L'agence peut publier ses rapports in extenso, en nommant les organismes concernés – ce qui était interdit à l'ancienne Mission interministérielle d'inspection du logement social (Miilos) – et proposer aux ministères compétents une palette de sanctions : amendes jusqu'à 2 millions d'euros, suspension d'administrateurs ou de dirigeants, retrait de l'agrément d'organisme HLM voire dissolution, privation du concours financier de l'Etat… Ce qu'elle a fait.
Faute de gestion grave
Dans un rapport publié le 11 juillet, l'Ancols a reproché à l'office public HLM (OPH) de la ville de Puteaux, présidé par la maire (Les Républicains) Joëlle Ceccaldi-Raynaud, une faute de gestion grave. L'office s'est engagé dans la construction, hors de son objet social, d'un parking partiellement commercial de 246 places, sans étude préalable ni décision explicite de son conseil d'administration. L'objectif, si l'Ancols ne s'en était pas mêlée, était de le revendre, à perte, à la municipalité, pour 6 millions d'euros de moins que son coût.
L'Ancols pointe " un ouvrage surdimensionné " dont le prix (près de 10 millions d'euros) a -dérapé de 2,67 millions d'euros, et " une source de perte caractérisée ". Sont aussi dénoncés " des manquements graves dans le processus d'attribution des logements. A maintes reprises, sur la période 2010-2013, l'OPH de Puteaux a omis de signaler la vacance de logements aux réservataires, préfet et Action logement - nouveau nom du 1 % logement - , et y a positionné ses candidats propres ou ceux de la ville ". Onze logements soustraits du contingent préfectoral valent à l'office de Puteaux une amende de 42 822 euros, et la non-application du supplément de loyer de solidarité (SLS) aux locataires qui dépassent les plafonds réglementaires est sanctionnée par une troisième amende de 39 000 euros.

▶ DONNÉES ENREGISTRÉES
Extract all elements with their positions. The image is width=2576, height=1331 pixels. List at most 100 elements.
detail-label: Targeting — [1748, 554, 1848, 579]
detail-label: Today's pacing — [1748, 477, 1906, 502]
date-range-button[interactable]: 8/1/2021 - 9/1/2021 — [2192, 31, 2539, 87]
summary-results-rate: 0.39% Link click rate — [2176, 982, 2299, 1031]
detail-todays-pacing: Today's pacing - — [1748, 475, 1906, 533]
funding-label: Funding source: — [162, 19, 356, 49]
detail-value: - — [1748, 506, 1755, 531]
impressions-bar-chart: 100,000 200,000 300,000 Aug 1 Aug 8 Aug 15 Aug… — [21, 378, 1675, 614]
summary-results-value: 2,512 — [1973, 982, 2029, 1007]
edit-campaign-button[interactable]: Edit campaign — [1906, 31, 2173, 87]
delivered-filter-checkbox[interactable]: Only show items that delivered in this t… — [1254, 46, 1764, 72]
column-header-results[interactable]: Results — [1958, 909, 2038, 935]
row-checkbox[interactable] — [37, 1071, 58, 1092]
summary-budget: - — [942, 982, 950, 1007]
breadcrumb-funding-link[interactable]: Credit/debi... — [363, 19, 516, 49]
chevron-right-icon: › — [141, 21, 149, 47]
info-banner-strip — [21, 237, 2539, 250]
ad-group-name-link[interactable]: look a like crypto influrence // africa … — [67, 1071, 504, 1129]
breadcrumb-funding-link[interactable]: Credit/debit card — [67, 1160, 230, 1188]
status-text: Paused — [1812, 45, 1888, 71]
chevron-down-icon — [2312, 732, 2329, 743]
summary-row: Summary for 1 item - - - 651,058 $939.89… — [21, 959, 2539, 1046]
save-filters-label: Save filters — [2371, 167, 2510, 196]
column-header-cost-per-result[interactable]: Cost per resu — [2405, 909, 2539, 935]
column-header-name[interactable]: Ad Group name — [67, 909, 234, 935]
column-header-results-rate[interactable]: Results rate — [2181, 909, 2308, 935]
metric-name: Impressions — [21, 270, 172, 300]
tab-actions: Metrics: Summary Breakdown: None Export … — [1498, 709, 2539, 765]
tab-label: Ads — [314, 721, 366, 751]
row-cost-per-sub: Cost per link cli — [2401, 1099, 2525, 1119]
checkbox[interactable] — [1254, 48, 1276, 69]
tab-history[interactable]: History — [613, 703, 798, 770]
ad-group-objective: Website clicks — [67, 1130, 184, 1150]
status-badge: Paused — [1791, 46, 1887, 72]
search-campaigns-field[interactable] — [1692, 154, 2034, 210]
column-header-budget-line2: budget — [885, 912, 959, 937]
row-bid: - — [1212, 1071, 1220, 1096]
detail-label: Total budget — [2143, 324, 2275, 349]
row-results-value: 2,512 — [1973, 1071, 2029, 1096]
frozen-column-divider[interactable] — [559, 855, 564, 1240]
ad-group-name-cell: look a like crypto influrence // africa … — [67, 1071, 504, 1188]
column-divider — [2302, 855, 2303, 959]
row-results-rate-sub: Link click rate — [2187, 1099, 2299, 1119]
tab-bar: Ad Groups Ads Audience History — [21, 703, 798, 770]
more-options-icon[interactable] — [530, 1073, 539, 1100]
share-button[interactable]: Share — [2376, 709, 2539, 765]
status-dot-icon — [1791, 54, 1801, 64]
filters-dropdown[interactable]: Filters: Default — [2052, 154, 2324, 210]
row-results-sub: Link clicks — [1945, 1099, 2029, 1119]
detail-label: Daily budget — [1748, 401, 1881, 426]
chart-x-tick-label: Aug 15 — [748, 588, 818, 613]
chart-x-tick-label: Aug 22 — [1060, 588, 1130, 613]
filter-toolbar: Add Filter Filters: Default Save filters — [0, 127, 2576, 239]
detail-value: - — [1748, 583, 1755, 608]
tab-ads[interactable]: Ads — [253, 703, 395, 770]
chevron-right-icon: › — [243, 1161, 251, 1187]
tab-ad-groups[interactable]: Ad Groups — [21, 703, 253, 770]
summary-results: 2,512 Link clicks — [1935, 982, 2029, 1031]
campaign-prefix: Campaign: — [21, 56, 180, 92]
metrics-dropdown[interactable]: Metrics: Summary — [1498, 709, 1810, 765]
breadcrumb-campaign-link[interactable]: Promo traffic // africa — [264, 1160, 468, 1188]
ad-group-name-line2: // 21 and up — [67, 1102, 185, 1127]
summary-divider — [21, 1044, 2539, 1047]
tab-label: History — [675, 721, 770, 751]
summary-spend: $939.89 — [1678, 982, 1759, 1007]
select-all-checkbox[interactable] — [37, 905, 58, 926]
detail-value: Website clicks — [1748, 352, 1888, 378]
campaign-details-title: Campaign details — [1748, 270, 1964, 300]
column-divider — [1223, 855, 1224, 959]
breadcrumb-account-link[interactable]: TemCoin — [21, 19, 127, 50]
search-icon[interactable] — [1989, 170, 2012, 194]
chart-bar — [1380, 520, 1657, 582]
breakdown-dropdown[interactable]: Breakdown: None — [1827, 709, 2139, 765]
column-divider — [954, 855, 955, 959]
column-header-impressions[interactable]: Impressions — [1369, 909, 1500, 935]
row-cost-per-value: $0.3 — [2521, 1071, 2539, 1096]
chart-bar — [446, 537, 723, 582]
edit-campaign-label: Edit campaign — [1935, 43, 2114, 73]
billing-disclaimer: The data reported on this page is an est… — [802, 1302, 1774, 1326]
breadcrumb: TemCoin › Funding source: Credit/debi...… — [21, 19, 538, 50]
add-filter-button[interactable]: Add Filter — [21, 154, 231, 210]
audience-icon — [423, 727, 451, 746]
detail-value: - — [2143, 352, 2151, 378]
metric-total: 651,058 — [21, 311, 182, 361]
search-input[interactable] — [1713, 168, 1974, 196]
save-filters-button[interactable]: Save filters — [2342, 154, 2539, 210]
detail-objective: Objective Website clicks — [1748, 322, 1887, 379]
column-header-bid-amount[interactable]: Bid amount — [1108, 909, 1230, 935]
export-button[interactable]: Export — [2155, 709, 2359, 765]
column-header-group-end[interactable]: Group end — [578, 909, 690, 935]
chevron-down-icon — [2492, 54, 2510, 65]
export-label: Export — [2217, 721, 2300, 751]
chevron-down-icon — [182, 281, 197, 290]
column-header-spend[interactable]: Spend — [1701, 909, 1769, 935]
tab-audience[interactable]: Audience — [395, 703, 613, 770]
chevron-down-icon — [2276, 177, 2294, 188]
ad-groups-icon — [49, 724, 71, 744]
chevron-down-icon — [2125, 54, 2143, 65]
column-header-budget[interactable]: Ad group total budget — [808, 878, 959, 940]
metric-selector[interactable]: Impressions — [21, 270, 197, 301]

▶ CONSIGNES
A. Répondez à ces questions d'après l'extrait :
(i) Combien de places compte le parking construit par l'office de Puteaux ?
(ii) Quel montant atteint l'amende infligée pour les onze logements soustraits du contingent préfectoral ?
(iii) Jusqu'à quelle somme peuvent aller les amendes que l'agence peut proposer ?
B. Reproduisez fidèlement le passage de l'extrait qui s'ouvre sur les mots « L'agence peut publier » et se ferme sur « qu'elle a fait. ».

▶ RÉPONSES
A.
(i) 246 places.
(ii) 42 822 euros.
(iii) 2 millions d'euros.

B.
L'agence peut publier ses rapports in extenso, en nommant les organismes concernés – ce qui était interdit à l'ancienne Mission interministérielle d'inspection du logement social (Miilos) – et proposer aux ministères compétents une palette de sanctions : amendes jusqu'à 2 millions d'euros, suspension d'administrateurs ou de dirigeants, retrait de l'agrément d'organisme HLM voire dissolution, privation du concours financier de l'Etat… Ce qu'elle a fait.